Task description:
Output all lines exactly.

[Chart and figure data]
»»

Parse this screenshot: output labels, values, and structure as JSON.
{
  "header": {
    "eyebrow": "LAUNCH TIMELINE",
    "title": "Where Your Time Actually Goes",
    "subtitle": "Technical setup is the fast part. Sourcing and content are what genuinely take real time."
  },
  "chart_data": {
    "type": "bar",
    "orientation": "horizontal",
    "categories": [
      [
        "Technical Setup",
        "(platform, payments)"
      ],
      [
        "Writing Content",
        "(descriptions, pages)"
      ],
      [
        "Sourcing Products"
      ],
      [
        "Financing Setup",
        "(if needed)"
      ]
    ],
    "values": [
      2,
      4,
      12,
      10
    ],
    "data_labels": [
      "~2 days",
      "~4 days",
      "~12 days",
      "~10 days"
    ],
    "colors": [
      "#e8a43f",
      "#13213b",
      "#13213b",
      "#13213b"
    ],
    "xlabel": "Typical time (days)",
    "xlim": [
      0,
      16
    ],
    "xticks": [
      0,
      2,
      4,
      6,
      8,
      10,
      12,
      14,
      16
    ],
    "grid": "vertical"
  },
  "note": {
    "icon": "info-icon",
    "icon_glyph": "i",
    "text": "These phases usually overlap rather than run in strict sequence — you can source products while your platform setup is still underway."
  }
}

««

Exercise response:
Parse this screenshot: output labels, values, and structure as JSON.
{
  "header": {
    "eyebrow": "LAUNCH TIMELINE",
    "title": "Where Your Time Actually Goes",
    "subtitle": "Technical setup is the fast part. Sourcing and content are what genuinely take real time."
  },
  "chart_data": {
    "type": "bar",
    "orientation": "horizontal",
    "categories": [
      [
        "Technical Setup",
        "(platform, payments)"
      ],
      [
        "Writing Content",
        "(descriptions, pages)"
      ],
      [
        "Sourcing Products"
      ],
      [
        "Financing Setup",
        "(if needed)"
      ]
    ],
    "values": [
      2,
      4,
      12,
      10
    ],
    "data_labels": [
      "~2 days",
      "~4 days",
      "~12 days",
      "~10 days"
    ],
    "colors": [
      "#e8a43f",
      "#13213b",
      "#13213b",
      "#13213b"
    ],
    "xlabel": "Typical time (days)",
    "xlim": [
      0,
      16
    ],
    "xticks": [
      0,
      2,
      4,
      6,
      8,
      10,
      12,
      14,
      16
    ],
    "grid": "vertical"
  },
  "note": {
    "icon": "info-icon",
    "icon_glyph": "i",
    "text": "These phases usually overlap rather than run in strict sequence — you can source products while your platform setup is still underway."
  }
}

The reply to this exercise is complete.